▶ [Instructions for the task]
Note how many lines hold "right" and report that number by itself.
======
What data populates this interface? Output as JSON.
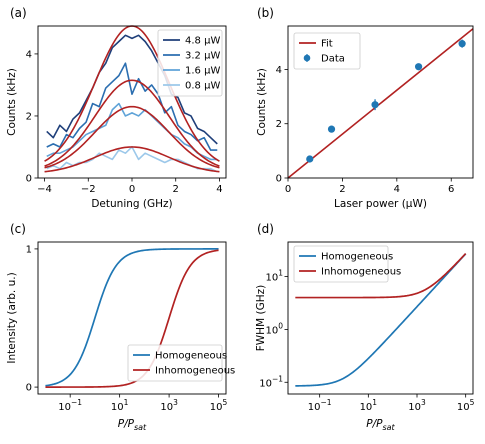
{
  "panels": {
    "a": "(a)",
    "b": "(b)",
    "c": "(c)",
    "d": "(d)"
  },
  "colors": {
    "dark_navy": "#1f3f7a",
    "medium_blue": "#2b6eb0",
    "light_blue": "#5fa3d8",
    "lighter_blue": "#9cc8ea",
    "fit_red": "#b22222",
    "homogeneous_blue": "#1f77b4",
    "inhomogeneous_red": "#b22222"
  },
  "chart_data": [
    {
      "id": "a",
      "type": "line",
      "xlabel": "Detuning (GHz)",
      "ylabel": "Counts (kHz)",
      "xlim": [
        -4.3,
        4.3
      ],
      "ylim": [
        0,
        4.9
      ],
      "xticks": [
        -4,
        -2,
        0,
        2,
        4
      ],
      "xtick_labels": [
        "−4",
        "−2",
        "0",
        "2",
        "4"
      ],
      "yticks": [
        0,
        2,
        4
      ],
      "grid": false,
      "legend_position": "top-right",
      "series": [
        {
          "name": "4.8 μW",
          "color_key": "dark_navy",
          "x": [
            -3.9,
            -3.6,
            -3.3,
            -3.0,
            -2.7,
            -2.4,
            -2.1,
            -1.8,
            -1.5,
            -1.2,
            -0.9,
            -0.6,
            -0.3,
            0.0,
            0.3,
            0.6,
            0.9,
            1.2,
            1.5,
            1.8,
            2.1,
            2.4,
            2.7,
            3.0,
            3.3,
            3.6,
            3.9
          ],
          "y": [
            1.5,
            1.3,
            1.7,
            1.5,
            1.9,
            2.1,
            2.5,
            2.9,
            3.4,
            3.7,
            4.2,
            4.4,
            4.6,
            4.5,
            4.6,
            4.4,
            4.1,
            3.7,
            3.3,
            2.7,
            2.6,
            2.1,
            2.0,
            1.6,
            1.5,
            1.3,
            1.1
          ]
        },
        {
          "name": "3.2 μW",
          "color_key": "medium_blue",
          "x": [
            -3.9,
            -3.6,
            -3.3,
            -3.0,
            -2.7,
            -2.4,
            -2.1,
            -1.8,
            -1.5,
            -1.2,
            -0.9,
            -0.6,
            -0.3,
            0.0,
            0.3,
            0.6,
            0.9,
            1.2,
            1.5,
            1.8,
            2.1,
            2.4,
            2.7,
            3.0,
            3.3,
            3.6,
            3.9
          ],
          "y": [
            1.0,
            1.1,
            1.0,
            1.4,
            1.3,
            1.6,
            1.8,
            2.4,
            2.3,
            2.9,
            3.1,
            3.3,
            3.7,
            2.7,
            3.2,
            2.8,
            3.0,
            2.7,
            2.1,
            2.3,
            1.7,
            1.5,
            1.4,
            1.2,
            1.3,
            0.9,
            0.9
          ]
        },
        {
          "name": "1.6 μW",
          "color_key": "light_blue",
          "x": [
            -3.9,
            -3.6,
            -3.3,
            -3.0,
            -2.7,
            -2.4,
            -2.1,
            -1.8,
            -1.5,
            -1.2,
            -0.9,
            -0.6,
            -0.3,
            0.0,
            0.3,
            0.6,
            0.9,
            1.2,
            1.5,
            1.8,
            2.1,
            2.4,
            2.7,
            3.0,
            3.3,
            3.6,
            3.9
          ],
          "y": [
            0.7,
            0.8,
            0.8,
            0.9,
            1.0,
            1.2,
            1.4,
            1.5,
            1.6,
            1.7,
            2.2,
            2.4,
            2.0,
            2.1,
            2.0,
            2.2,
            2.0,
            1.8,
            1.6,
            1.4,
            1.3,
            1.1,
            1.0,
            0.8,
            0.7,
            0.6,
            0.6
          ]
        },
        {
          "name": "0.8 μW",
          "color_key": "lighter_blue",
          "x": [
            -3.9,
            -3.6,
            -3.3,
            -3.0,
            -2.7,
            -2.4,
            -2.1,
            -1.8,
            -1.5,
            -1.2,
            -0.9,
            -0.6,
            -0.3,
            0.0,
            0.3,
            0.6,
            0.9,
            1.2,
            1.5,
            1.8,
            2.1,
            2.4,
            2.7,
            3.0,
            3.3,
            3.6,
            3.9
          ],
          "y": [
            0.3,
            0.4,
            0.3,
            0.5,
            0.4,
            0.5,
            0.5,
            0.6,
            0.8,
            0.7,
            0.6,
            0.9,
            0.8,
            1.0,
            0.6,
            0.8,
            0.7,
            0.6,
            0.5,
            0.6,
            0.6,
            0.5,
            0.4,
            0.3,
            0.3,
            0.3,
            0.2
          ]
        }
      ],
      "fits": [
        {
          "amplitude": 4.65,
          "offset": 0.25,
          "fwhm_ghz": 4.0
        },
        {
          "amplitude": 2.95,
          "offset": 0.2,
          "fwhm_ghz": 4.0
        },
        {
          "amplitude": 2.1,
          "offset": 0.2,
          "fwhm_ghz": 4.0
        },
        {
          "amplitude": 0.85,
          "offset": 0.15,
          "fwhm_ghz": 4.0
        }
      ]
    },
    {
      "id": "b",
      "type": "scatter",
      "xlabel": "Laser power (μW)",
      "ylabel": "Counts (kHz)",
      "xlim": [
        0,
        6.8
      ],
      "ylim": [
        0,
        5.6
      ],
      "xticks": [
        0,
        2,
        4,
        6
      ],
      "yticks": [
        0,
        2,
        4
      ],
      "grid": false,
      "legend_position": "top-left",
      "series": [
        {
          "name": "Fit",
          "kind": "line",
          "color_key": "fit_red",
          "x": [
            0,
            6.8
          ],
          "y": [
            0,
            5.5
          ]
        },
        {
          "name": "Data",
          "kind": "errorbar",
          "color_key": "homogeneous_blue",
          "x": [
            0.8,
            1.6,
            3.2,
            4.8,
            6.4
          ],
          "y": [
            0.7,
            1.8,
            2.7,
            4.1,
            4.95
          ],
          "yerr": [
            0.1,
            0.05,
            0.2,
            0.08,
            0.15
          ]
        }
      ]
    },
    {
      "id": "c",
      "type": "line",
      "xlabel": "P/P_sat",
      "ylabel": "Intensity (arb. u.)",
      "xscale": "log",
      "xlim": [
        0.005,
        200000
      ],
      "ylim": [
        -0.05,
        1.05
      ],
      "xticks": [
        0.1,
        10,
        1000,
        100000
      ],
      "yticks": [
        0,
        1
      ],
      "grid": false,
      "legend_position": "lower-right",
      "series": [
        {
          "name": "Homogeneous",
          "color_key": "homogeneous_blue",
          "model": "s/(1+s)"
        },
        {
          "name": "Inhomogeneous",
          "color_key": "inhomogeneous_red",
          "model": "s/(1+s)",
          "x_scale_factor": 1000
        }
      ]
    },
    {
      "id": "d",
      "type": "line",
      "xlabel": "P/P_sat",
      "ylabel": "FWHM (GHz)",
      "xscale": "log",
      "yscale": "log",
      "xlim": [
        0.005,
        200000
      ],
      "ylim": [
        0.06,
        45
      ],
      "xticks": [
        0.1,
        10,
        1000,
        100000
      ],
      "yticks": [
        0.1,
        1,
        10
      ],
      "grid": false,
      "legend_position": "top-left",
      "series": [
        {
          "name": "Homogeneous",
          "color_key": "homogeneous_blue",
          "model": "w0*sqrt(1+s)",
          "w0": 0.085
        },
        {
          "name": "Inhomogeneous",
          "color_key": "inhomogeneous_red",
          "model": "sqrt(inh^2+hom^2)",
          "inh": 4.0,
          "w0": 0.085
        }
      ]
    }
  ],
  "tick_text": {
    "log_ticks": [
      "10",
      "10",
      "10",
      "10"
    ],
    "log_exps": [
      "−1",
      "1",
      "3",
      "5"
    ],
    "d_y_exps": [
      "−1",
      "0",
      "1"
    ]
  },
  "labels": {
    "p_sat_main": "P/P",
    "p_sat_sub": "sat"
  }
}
======
▶ [Response]
2